* Exercise aim: Identify all lines below that hold "CH₃COOH" and collect them.

* Data entries:
———

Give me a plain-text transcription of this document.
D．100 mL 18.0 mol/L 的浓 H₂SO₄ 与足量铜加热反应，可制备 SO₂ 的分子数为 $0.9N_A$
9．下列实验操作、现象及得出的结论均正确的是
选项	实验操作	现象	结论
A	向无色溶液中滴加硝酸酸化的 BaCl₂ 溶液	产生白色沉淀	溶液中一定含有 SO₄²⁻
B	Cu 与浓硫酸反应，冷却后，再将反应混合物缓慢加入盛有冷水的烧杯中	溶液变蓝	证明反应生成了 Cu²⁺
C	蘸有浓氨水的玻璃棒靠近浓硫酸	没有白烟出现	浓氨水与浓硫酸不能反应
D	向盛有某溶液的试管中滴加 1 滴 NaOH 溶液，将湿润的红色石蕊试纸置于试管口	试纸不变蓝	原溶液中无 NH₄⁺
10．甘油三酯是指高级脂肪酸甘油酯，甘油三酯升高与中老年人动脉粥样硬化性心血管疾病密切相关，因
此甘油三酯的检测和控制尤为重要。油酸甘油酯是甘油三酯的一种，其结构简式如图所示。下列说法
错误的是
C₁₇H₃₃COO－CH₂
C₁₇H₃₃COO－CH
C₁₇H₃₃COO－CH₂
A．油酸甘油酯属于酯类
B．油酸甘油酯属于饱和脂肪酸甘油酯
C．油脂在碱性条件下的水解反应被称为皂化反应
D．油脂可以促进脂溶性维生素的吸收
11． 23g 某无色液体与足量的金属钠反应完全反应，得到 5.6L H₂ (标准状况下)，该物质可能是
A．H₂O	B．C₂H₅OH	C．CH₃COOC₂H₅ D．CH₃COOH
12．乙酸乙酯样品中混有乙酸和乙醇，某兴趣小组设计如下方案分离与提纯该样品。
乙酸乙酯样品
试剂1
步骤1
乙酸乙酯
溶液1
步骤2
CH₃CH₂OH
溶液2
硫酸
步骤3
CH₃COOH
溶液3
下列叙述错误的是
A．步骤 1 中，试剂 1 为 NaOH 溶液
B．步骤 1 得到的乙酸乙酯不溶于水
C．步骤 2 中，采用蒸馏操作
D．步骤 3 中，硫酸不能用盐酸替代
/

———

* Exercise response:
A．H₂O	B．C₂H₅OH	C．CH₃COOC₂H₅ D．CH₃COOH
CH₃COOH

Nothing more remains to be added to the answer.